____ Data supplied

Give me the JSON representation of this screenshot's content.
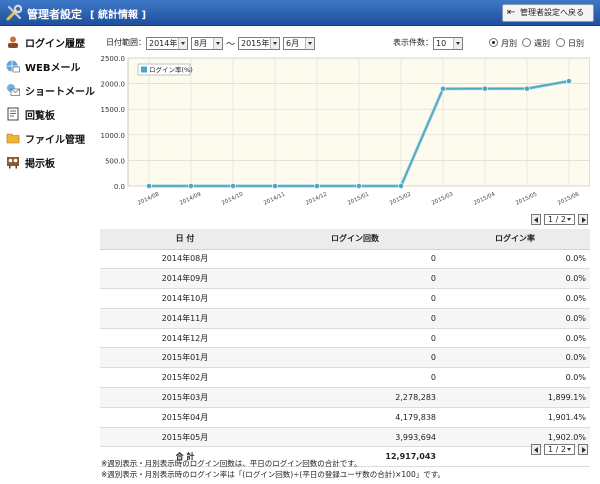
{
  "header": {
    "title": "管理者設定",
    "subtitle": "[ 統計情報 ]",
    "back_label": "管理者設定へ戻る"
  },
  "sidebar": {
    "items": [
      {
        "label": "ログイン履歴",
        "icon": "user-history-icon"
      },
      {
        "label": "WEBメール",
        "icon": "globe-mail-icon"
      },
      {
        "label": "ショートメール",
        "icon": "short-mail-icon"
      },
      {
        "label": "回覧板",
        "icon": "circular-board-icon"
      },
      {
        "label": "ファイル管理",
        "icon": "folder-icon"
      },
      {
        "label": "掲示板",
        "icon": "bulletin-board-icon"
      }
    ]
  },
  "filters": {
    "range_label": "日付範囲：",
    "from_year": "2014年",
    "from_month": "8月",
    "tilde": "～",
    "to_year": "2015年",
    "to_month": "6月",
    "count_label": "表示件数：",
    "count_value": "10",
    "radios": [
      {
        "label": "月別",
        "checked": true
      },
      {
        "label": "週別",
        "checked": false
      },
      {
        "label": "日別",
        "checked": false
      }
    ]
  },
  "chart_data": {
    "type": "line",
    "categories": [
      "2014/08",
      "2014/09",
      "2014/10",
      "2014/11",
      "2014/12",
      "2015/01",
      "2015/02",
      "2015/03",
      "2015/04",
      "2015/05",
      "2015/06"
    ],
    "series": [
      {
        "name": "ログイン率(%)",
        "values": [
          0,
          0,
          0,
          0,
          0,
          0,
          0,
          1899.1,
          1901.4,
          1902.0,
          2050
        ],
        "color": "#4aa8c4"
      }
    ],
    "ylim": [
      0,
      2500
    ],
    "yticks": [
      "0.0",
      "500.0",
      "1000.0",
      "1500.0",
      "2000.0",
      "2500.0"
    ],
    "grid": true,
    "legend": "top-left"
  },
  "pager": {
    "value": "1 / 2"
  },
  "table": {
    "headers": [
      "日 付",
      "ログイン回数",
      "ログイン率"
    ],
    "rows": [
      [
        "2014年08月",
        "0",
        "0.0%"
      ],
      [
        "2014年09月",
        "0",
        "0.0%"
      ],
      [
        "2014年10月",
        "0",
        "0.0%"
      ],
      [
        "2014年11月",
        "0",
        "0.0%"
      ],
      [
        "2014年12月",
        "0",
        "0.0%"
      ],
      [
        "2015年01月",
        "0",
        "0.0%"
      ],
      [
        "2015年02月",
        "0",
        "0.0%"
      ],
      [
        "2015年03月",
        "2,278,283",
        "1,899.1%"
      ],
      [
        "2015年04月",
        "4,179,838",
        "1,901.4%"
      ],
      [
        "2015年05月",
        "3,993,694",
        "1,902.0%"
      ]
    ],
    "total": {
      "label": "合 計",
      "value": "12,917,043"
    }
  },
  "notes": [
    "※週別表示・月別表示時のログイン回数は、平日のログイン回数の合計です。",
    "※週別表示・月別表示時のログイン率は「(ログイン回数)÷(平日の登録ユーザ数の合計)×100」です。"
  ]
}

________

→ **Exercise goal**
Pick out, from the lines above, every one that contains the string "board".

→ **The answer**
        "icon": "circular-board-icon"
        "icon": "bulletin-board-icon"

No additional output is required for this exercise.